Directions for this task:
Lines with the word "text" are the answer; copy each of them from the data below.
-=-=-=-=-
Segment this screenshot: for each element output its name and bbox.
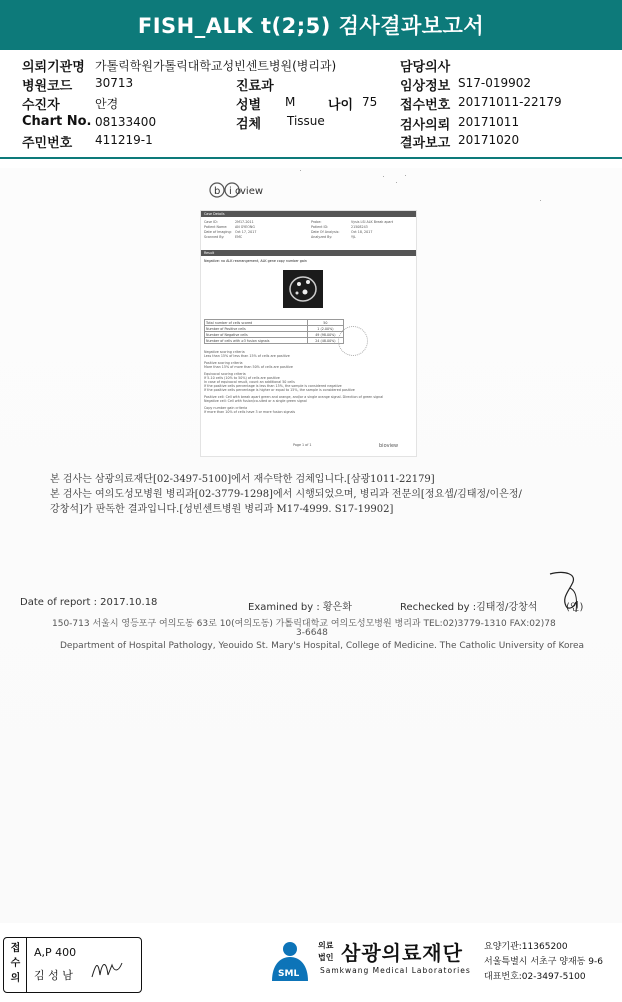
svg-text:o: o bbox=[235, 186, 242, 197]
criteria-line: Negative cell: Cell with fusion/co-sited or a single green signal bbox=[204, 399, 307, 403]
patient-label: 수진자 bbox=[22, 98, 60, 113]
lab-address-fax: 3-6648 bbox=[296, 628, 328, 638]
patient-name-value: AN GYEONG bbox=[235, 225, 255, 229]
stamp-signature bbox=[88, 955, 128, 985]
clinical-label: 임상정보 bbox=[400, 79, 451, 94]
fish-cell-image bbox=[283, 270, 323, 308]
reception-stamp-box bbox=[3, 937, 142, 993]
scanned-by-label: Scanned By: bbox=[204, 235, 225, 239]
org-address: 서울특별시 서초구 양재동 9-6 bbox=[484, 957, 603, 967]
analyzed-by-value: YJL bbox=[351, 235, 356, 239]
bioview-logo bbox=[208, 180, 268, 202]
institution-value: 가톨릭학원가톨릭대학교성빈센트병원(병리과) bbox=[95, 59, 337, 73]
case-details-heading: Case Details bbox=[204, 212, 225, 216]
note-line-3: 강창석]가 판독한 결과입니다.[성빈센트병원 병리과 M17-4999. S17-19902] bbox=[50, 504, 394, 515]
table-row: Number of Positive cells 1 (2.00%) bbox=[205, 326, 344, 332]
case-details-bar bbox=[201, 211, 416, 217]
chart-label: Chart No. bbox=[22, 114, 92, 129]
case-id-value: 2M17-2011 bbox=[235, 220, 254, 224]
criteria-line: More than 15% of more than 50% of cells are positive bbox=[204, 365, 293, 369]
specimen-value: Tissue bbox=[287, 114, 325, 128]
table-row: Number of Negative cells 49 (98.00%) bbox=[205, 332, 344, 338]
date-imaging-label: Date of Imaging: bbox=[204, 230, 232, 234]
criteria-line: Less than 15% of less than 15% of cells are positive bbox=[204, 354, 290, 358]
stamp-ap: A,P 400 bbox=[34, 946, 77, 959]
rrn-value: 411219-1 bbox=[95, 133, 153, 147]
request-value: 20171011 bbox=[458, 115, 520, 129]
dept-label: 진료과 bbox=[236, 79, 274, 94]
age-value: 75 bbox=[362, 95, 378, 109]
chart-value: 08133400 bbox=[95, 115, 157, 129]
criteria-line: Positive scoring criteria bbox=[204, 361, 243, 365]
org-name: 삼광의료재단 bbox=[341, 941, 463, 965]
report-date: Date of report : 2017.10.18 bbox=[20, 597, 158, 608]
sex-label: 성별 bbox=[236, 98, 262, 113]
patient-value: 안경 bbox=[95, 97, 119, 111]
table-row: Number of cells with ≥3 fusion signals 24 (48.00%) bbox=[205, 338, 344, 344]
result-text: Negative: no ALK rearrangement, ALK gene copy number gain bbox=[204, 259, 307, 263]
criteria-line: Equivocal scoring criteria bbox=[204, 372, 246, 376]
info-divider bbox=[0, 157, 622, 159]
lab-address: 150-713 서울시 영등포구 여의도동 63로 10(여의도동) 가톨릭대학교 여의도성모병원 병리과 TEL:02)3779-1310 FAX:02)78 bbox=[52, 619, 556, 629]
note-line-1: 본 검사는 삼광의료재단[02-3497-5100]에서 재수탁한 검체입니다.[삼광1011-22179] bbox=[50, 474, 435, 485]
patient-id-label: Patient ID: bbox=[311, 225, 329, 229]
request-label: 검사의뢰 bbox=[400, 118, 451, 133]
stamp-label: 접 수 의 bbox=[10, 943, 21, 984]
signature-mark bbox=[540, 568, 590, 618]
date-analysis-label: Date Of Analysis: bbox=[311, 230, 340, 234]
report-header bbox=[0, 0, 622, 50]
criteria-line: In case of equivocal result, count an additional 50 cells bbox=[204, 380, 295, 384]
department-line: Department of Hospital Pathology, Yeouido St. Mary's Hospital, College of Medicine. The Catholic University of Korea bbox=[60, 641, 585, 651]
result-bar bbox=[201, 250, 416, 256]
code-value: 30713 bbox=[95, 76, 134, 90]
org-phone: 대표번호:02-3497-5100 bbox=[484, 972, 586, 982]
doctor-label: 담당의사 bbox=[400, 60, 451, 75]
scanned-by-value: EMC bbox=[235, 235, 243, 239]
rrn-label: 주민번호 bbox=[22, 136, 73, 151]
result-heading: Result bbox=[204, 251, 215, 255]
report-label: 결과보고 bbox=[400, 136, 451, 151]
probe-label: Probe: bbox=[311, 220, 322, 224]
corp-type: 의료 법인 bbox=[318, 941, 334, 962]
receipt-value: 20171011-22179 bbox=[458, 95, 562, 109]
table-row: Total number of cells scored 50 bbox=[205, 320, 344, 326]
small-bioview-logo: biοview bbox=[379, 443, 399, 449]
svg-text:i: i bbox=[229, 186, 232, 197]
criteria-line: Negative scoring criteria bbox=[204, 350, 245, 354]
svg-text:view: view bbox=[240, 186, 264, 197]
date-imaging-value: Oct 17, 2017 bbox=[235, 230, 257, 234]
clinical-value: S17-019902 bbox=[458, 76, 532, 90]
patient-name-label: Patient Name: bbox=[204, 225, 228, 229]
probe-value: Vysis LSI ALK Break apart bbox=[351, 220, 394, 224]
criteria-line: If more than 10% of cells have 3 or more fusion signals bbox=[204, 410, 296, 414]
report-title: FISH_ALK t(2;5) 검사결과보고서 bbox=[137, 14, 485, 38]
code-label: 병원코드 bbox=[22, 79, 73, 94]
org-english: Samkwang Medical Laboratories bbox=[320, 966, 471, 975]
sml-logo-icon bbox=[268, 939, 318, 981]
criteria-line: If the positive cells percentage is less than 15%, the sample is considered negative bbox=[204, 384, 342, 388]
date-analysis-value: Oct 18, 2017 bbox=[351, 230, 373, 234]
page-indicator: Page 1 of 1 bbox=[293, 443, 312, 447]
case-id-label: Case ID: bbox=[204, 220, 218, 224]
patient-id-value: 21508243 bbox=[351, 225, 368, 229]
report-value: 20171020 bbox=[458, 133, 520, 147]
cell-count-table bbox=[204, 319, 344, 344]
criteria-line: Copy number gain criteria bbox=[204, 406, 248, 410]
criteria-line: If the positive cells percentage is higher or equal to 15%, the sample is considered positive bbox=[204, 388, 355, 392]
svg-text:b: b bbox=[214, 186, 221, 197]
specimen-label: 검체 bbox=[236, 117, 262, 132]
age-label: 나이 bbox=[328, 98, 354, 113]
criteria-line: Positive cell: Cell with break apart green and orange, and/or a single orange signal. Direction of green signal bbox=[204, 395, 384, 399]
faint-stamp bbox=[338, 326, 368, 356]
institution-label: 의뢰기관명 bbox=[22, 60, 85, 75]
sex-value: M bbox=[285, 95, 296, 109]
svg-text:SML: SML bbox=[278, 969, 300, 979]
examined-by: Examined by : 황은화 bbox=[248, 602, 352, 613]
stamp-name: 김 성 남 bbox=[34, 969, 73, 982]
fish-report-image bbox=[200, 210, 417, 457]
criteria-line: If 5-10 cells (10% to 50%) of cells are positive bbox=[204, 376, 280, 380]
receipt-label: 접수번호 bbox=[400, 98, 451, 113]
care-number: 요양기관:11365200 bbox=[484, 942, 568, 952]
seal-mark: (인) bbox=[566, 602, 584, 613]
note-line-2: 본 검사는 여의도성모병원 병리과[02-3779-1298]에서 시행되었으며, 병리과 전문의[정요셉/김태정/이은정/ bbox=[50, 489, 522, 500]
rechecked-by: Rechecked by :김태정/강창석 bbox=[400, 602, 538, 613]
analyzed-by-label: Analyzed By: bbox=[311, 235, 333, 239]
-=-=-=-=-
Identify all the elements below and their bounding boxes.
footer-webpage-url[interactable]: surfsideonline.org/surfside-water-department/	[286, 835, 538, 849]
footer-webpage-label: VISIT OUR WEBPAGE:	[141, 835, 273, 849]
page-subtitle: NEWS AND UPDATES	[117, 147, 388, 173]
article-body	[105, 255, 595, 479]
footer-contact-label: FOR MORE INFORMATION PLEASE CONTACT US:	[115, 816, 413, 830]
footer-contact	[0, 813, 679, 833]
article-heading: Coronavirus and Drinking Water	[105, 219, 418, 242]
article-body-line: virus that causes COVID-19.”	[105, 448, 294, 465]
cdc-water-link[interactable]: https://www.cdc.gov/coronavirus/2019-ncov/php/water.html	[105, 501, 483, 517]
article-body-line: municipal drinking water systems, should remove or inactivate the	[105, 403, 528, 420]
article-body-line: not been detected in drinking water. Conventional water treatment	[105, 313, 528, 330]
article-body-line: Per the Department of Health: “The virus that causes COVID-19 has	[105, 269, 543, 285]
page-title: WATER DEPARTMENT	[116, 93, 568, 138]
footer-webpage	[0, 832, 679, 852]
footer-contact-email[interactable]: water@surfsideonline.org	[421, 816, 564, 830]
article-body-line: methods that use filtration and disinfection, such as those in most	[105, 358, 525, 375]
-=-=-=-=-
Response to the exercise:
svg-text:o: o bbox=[235, 186, 242, 197]
result-text: Negative: no ALK rearrangement, ALK gene copy number gain bbox=[204, 259, 307, 263]
svg-text:i: i bbox=[229, 186, 232, 197]
svg-text:view: view bbox=[240, 186, 264, 197]
svg-text:b: b bbox=[214, 186, 221, 197]
svg-text:SML: SML bbox=[278, 969, 300, 979]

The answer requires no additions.